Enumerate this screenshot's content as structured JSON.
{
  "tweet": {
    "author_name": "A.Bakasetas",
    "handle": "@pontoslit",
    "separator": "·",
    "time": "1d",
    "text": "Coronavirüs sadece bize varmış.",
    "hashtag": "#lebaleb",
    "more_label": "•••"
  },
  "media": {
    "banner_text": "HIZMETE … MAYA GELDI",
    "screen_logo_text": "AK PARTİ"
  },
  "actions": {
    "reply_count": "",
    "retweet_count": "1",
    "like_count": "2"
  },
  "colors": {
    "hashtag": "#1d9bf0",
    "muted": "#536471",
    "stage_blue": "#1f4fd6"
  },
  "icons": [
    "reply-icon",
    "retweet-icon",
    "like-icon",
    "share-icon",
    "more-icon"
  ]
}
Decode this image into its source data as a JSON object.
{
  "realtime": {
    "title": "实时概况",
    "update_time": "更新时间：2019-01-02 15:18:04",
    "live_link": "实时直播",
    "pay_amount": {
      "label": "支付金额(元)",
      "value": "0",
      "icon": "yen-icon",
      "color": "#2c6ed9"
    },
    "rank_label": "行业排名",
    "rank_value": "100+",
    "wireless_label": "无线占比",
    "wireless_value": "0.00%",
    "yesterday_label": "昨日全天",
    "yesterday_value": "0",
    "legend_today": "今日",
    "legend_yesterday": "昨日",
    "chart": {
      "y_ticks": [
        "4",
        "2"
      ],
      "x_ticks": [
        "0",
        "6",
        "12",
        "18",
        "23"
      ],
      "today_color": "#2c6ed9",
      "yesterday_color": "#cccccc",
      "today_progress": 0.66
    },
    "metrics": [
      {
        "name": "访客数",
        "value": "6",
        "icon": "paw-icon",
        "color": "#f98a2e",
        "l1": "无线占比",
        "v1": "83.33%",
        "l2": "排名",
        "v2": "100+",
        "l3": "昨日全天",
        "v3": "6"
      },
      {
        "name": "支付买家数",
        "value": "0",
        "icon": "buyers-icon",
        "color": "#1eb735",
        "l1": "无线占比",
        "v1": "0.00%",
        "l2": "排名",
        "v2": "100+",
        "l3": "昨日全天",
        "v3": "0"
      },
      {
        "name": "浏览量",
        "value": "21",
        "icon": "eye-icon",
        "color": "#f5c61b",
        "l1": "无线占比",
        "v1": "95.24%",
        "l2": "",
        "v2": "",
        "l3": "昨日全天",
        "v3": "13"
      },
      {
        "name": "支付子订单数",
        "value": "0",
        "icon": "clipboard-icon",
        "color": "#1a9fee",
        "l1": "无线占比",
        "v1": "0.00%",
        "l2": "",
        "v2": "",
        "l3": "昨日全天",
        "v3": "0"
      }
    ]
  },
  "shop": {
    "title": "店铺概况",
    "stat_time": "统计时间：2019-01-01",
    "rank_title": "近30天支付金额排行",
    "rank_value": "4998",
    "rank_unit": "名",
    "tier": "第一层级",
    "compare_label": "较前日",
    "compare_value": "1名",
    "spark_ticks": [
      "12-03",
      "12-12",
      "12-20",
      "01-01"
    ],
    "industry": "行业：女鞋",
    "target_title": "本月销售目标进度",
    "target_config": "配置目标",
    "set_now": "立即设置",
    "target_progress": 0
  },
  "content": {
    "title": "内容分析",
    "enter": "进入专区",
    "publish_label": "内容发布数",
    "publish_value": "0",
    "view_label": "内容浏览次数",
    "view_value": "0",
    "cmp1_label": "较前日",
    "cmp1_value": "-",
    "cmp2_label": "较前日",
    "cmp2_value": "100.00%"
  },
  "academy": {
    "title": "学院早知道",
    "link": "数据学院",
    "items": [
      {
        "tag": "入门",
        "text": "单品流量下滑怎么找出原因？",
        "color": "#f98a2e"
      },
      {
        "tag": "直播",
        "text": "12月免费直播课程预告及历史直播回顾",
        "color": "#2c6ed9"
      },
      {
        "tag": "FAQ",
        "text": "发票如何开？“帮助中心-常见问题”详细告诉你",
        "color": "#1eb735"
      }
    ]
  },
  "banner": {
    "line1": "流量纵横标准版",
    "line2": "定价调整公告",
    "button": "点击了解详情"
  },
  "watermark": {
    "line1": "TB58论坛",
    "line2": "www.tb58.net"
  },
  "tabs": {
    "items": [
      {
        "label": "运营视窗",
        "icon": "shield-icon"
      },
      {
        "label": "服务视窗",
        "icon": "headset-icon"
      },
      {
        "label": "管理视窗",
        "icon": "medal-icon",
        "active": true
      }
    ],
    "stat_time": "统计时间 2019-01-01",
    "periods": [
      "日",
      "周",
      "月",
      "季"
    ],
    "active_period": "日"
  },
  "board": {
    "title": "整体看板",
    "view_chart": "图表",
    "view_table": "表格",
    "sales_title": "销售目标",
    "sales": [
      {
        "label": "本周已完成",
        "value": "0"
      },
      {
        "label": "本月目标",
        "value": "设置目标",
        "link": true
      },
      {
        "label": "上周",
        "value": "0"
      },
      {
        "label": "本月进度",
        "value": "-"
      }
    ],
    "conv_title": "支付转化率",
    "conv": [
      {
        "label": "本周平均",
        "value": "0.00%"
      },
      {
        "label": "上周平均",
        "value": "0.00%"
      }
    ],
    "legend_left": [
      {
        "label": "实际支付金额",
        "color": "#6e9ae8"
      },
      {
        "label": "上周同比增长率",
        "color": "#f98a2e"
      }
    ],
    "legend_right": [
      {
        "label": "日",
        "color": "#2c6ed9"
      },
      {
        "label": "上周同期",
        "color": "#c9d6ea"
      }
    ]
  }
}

===============

• **EXERCISE REQUIREMENTS**
Identify the lines in the entries that hold "JSON" and return each one.

• **COMPLETE OUTPUT**
Enumerate this screenshot's content as structured JSON.
Decode this image into its source data as a JSON object.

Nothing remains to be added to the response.